Set problem: Reproduce the lines between the one containing "Patent image size: (969, 1196)." and the one containing "The page curl 910 is at (565, 258).", both included, and no others.

Raw records:
--- Begin ---

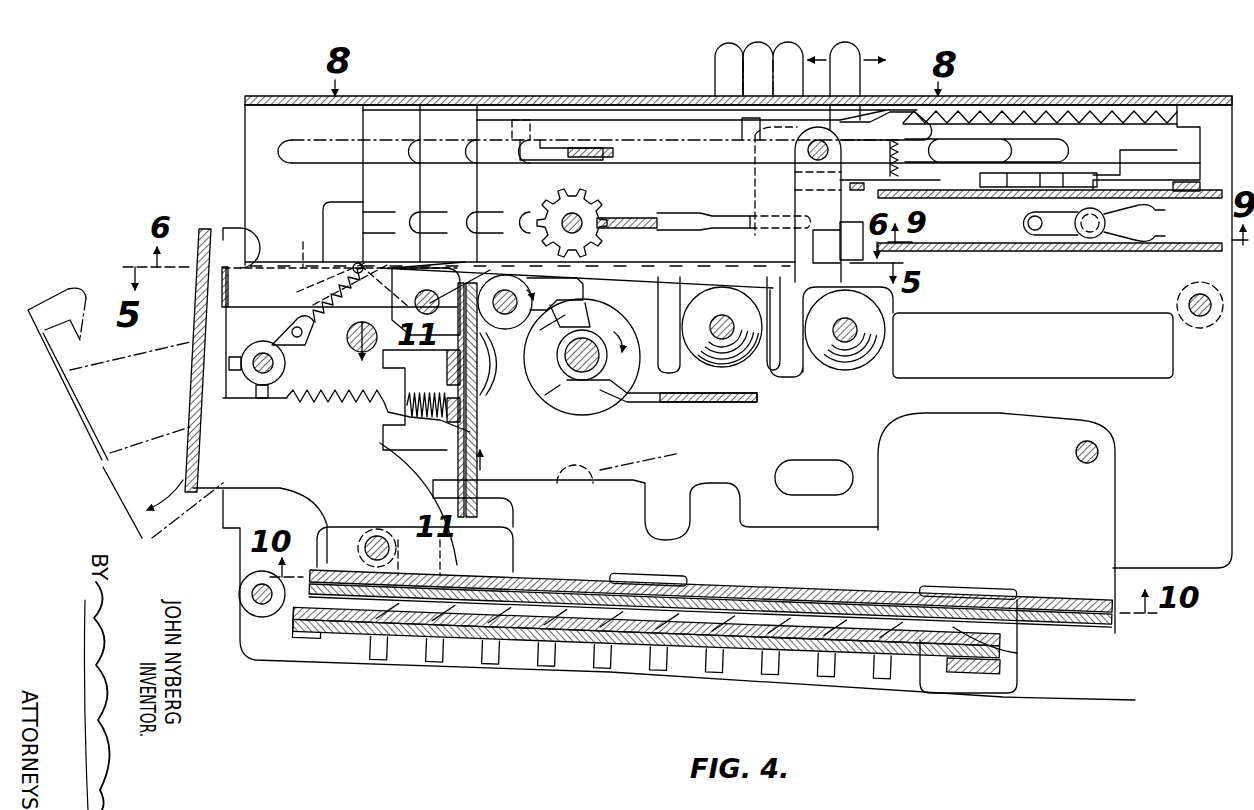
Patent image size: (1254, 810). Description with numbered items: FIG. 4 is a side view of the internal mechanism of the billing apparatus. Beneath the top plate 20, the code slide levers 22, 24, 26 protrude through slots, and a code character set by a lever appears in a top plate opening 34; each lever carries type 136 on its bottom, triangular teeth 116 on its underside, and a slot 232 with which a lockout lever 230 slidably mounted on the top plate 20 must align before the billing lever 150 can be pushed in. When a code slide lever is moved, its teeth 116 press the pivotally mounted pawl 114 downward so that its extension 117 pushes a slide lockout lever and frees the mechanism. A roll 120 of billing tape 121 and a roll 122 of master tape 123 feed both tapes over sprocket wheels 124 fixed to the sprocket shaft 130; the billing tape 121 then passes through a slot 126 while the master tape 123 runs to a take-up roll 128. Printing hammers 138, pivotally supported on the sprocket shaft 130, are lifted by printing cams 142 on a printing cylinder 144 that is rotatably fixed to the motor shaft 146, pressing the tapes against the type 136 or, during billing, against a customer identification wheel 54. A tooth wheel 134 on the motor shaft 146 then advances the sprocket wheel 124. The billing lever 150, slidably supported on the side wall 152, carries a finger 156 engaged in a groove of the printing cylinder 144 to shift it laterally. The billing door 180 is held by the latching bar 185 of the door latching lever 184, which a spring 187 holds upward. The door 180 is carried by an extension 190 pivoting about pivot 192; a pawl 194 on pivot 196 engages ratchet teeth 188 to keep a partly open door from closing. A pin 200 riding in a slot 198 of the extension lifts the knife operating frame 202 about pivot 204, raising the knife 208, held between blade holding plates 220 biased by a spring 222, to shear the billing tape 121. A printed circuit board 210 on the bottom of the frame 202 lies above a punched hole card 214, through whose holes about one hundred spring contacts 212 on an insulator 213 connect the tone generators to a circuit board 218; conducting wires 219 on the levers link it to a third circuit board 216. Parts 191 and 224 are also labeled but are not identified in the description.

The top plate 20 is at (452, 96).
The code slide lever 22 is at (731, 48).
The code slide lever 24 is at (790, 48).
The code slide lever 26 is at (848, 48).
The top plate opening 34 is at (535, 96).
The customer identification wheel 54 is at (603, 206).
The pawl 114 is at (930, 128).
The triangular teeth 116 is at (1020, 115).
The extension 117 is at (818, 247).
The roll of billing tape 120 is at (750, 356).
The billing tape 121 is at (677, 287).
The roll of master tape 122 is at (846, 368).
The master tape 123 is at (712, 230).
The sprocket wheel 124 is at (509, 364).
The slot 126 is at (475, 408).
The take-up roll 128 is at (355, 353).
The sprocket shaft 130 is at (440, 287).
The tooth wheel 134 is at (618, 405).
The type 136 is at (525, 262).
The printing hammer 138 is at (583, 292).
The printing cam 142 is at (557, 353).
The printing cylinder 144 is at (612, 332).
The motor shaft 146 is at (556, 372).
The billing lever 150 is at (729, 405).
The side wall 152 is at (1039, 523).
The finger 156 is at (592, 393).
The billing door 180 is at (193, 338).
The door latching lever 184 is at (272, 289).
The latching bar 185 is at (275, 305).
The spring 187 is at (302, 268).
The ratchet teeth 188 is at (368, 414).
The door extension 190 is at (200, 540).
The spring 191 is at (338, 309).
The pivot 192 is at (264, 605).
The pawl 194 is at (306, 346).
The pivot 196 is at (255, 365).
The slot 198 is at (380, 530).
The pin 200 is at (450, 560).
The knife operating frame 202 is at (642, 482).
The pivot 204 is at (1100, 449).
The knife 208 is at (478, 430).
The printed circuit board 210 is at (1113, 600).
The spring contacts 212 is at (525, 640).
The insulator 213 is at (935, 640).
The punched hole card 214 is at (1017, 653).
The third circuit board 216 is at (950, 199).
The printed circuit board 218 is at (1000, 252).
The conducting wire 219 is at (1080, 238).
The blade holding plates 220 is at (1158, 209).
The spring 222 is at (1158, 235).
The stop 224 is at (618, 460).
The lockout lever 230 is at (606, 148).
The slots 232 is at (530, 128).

--- End ---
--- Begin ---

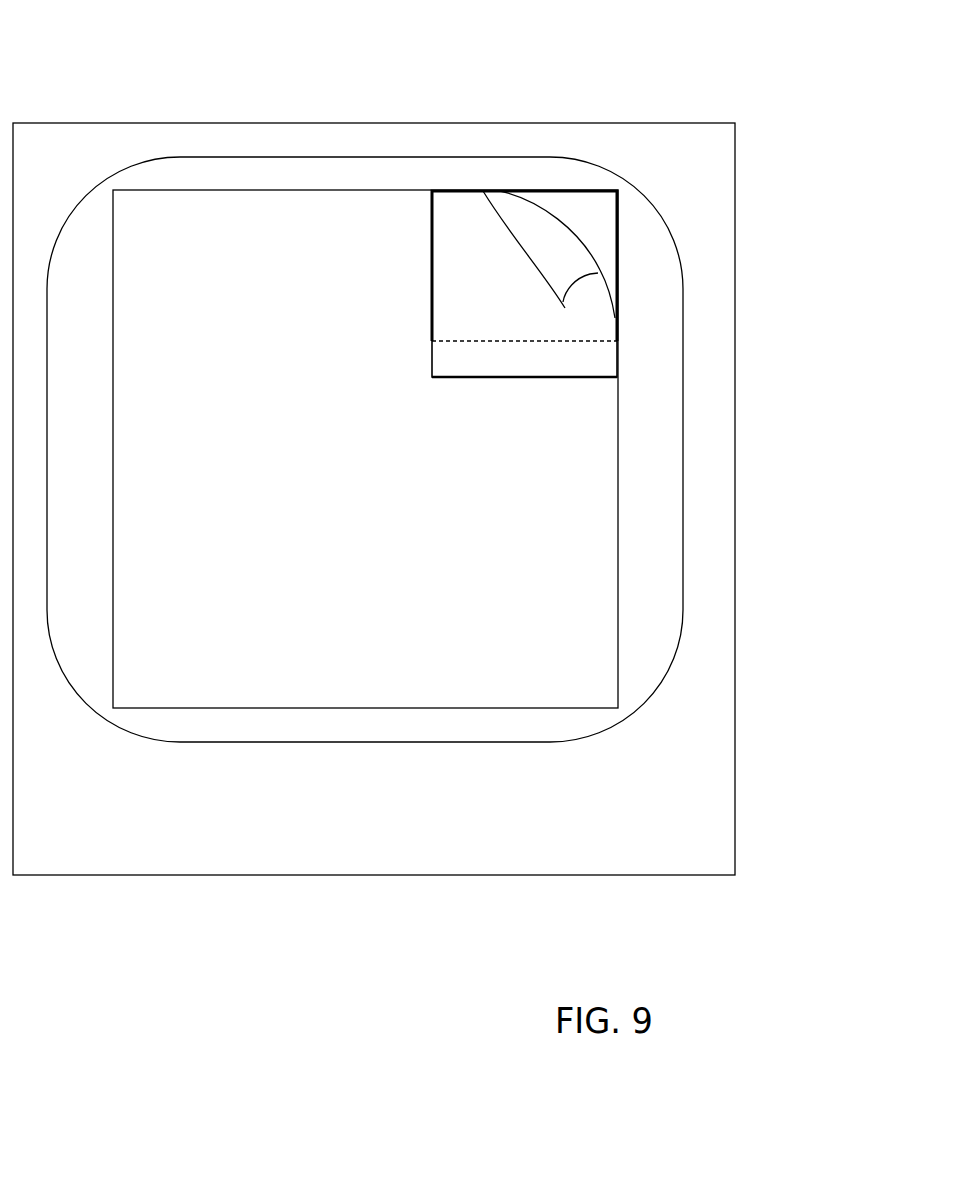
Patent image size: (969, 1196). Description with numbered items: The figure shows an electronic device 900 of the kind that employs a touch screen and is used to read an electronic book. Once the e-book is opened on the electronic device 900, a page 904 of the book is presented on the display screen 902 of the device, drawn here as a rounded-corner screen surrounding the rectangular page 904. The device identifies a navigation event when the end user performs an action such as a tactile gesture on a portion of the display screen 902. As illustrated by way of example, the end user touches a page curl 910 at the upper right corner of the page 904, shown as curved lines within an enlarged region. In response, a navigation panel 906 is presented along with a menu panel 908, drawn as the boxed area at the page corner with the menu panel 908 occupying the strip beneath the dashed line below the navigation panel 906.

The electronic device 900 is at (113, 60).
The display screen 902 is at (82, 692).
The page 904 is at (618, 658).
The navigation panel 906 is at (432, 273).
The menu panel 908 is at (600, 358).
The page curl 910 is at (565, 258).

--- End ---

Solution for this task:
Patent image size: (969, 1196). Description with numbered items: The figure shows an electronic device 900 of the kind that employs a touch screen and is used to read an electronic book. Once the e-book is opened on the electronic device 900, a page 904 of the book is presented on the display screen 902 of the device, drawn here as a rounded-corner screen surrounding the rectangular page 904. The device identifies a navigation event when the end user performs an action such as a tactile gesture on a portion of the display screen 902. As illustrated by way of example, the end user touches a page curl 910 at the upper right corner of the page 904, shown as curved lines within an enlarged region. In response, a navigation panel 906 is presented along with a menu panel 908, drawn as the boxed area at the page corner with the menu panel 908 occupying the strip beneath the dashed line below the navigation panel 906.

The electronic device 900 is at (113, 60).
The display screen 902 is at (82, 692).
The page 904 is at (618, 658).
The navigation panel 906 is at (432, 273).
The menu panel 908 is at (600, 358).
The page curl 910 is at (565, 258).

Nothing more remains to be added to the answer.